> **节选**

- - -

辛格在其理论中确定的动物解放运动的基本目标为以下几点:

第一,释放被拘禁于实验室和城市动物园中的动物。辛格指出,以科学研究的名义而在动物身上所做的试验并非都是无可指责的。有些试验,比如通过电击动物以测定其刺激——反应能力是毫无必要进行的;有些试验比如在动物身上测试药物的疗效,则完全可以通过其他途径来完成。那种为了检验化妆品的安全性能而在动物身上超剂量使用的“德莱塞眼部刺激实验”,是为了人类的琐碎利益而拿动物的生命做赌注。把动物拘禁在动物园的囚室以使远离大自然的城市人观赏和嬉戏的做法,更是对生命尊严的亵渎。

第二,废除“工厂化农场”。辛格将那些以营利为目的的商业牧场称为“工厂化农场”。在狭窄、拥挤而黑暗的工厂化农场中,动物仅仅被当作一种产品,而非一个生命来对待。肉鸡的痛苦生长,蛋鸡在格子笼中的歇斯底里,猪的沮丧症候群,小肉牛的“全力生长”,等等,无不揭示了动物的五项基本自由——转身、舔梳、站起、卧下及伸腿,都被无情地剥夺,而且还要经常遭到阉割、烙印、电昏、死亡、强迫进食或禁食的无情对待。动物的这种生存处境令以辛格为代表的动物解放主义者们忧心忡忡。他们决心废除“工厂化农场”,为家禽、家畜争取到它们在农业文明时代所拥有的那种生存条件。

- - -

> **任务 A**
将动物解放运动节选中从“第一,释放被拘禁于实验室和城”到“明时代所拥有的那种生存条件。”的文字一字不差地抄写下来。
> **任务 B**
接着动物解放运动节选的最后一句往下续写。

> **清单**
- - -

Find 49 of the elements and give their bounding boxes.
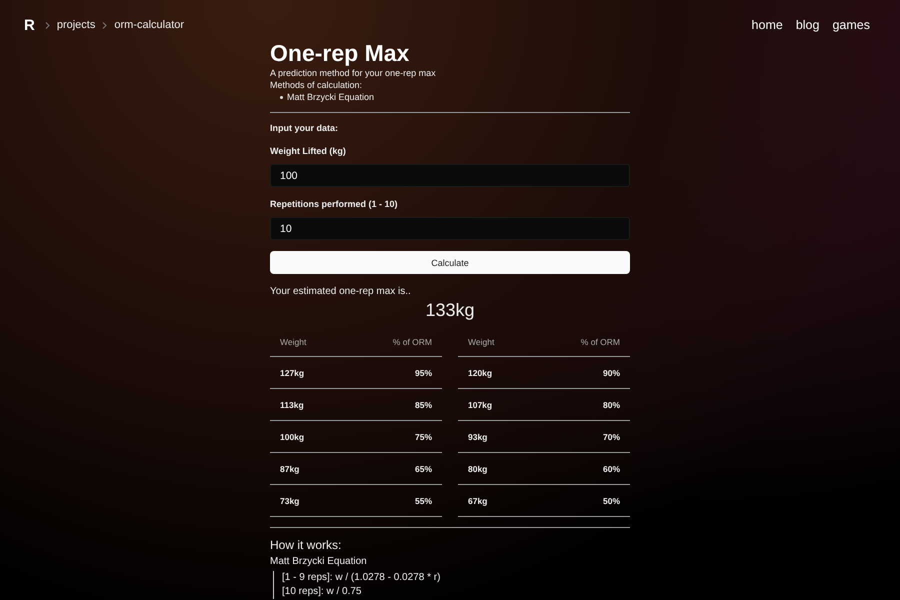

- - -

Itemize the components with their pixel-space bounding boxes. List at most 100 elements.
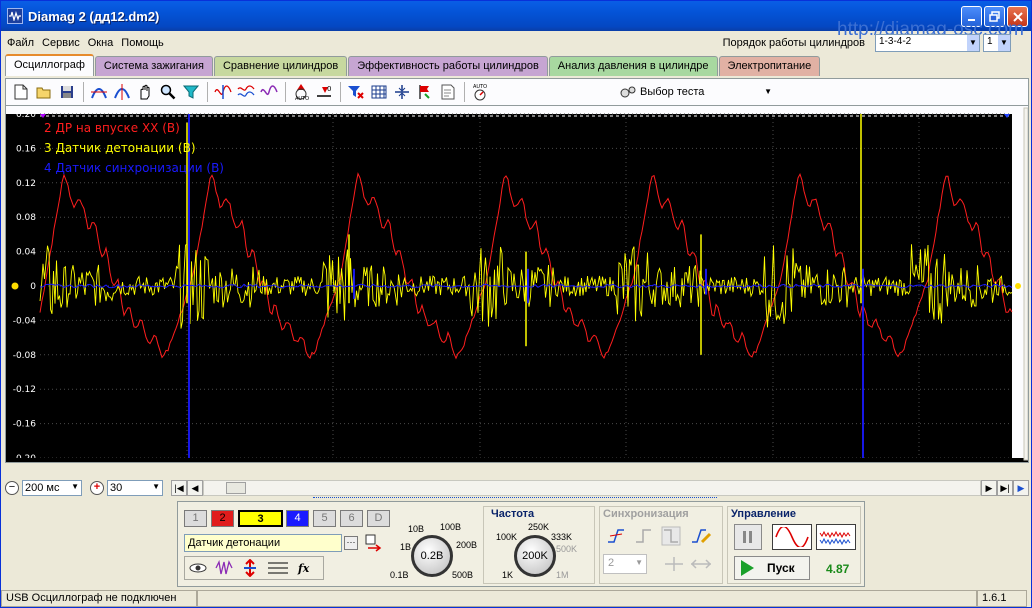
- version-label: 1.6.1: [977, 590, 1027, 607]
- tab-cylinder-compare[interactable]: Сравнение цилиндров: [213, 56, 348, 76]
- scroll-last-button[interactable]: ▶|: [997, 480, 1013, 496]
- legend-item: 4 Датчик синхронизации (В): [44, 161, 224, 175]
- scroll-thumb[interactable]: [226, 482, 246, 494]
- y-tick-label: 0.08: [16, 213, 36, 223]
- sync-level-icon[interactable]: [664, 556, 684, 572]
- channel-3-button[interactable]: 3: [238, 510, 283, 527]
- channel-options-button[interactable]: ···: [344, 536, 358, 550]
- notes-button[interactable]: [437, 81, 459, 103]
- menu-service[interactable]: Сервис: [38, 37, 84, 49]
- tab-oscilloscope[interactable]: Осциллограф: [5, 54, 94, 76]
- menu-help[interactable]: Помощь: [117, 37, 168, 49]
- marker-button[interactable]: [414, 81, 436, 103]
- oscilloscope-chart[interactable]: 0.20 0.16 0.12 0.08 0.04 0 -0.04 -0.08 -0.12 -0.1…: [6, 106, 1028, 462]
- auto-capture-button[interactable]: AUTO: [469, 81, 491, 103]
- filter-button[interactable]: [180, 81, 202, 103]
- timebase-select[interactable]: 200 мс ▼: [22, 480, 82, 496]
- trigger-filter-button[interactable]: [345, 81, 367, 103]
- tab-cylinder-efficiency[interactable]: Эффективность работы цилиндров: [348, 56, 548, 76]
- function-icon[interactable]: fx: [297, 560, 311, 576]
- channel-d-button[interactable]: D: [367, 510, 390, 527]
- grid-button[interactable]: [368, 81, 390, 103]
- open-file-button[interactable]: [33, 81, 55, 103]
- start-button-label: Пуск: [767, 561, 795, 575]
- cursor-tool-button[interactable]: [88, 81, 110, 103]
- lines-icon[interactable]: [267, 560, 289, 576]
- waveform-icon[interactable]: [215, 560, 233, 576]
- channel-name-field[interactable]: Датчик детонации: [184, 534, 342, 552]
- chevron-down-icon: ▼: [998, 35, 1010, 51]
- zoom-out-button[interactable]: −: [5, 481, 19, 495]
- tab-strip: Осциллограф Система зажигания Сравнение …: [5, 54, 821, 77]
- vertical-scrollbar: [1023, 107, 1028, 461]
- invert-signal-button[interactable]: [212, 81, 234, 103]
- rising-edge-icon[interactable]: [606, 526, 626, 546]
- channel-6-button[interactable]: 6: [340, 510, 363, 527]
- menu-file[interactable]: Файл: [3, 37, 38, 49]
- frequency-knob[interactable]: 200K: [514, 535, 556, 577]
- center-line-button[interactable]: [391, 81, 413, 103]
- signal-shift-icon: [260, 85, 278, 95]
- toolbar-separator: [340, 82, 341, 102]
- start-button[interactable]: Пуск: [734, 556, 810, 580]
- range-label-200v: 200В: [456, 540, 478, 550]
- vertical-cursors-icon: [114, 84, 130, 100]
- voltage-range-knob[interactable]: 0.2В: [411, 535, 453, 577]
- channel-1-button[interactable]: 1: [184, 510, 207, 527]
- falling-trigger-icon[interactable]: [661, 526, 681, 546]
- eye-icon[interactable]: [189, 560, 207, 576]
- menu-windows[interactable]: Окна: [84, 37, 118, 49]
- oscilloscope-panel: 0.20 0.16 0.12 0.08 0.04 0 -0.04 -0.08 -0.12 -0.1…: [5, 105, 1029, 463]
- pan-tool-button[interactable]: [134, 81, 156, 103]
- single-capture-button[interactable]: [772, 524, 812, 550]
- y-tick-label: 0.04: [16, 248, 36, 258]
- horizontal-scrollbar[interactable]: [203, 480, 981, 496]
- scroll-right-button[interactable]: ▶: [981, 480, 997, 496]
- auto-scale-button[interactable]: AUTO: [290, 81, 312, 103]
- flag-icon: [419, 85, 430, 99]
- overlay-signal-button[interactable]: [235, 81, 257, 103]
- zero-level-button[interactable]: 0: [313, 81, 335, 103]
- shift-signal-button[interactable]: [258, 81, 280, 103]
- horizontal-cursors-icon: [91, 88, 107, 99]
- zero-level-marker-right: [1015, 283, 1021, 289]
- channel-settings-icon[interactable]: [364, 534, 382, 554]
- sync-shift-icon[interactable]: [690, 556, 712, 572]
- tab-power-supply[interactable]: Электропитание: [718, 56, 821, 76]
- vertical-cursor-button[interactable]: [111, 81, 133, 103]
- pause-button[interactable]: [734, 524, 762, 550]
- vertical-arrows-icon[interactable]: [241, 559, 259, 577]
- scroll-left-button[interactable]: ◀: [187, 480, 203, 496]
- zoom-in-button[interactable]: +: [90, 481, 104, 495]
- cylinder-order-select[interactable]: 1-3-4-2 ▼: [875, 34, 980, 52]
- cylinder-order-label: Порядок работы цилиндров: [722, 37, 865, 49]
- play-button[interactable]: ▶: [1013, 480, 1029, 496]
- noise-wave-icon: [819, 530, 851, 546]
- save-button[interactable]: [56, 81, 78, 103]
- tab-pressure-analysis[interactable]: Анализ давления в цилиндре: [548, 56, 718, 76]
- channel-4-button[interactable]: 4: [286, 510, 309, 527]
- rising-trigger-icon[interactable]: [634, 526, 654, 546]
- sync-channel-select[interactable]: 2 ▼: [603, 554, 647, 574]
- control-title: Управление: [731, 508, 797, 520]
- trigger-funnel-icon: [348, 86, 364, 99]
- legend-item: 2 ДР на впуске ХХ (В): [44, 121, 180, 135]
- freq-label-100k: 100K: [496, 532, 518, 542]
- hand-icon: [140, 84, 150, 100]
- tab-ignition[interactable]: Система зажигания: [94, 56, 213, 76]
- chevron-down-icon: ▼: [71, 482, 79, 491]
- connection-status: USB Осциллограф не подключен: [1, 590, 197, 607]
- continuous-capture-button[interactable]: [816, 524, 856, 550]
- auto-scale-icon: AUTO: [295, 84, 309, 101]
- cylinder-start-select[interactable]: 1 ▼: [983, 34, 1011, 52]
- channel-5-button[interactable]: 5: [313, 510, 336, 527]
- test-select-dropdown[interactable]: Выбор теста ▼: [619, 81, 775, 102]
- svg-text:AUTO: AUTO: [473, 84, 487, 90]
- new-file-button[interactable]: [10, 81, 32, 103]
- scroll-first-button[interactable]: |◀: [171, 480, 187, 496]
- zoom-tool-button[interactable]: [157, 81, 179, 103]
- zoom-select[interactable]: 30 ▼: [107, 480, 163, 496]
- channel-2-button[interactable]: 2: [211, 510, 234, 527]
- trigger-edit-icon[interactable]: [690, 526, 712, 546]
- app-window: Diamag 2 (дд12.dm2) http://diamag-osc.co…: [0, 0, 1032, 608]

- - -

> **回答 A**
第一,释放被拘禁于实验室和城市动物园中的动物。辛格指出,以科学研究的名义而在动物身上所做的试验并非都是无可指责的。有些试验,比如通过电击动物以测定其刺激——反应能力是毫无必要进行的;有些试验比如在动物身上测试药物的疗效,则完全可以通过其他途径来完成。那种为了检验化妆品的安全性能而在动物身上超剂量使用的“德莱塞眼部刺激实验”,是为了人类的琐碎利益而拿动物的生命做赌注。把动物拘禁在动物园的囚室以使远离大自然的城市人观赏和嬉戏的做法,更是对生命尊严的亵渎。

第二,废除“工厂化农场”。辛格将那些以营利为目的的商业牧场称为“工厂化农场”。在狭窄、拥挤而黑暗的工厂化农场中,动物仅仅被当作一种产品,而非一个生命来对待。肉鸡的痛苦生长,蛋鸡在格子笼中的歇斯底里,猪的沮丧症候群,小肉牛的“全力生长”,等等,无不揭示了动物的五项基本自由——转身、舔梳、站起、卧下及伸腿,都被无情地剥夺,而且还要经常遭到阉割、烙印、电昏、死亡、强迫进食或禁食的无情对待。动物的这种生存处境令以辛格为代表的动物解放主义者们忧心忡忡。他们决心废除“工厂化农场”,为家禽、家畜争取到它们在农业文明时代所拥有的那种生存条件。

> **回答 B**
第三,素食主义。辛格认为,对肉类的嗜好,对营养的需要都不能证明吞食动物尸体的合理性,食肉主要是一个习惯问题。现代道德要求我们,避免给动物带来不必要的痛苦和伤害,要求我们力所能及地做善事。从这一重要的道德常识的角度看,吃肉是一种邪恶的行为。从营养角度考虑,食用豆类等植物比食用肉食更能有效地满足我们对蛋白质和其他营养品的需要。从更有效地为人们提供更多的食物的角度看,不把粮食用于喂养牲口将给世界的饥民提供更多的食品。因此,我们有伦理义务成为素食主义者,并拒穿动物皮毛制品,同时应积极倡议制定出禁止商业性的“动物生产”的法律。

第四,反对以猎杀动物为目的的户外运动。辛格指出,就像罗马贵族那种把基督徒训练成角斗士,并通过观看角斗士相互厮杀来取悦的行为是残酷而邪恶的一样,当代人那种通过猎杀动物来消磨业余时间的行为(打猎、钓鱼)也是错误的。

由于不同动物(包括人)的利益有时会发生冲突,因而动物解放论者提出了协调不同动物的利益冲突的“种际正义原则”,即在解决动物物种之间的利益冲突时,必须要考虑两个因素:一是发生冲突的各种利益的重要程度(是基本利益还是非基本利益);二是其利益发生冲突的各方的心理复杂程度。种际正义原则的基本要求是:一个动物的基本利益优先于另一动物的非基本利益,心理较为复杂的动物的利益优先于心理较为简单的动物的类似利益。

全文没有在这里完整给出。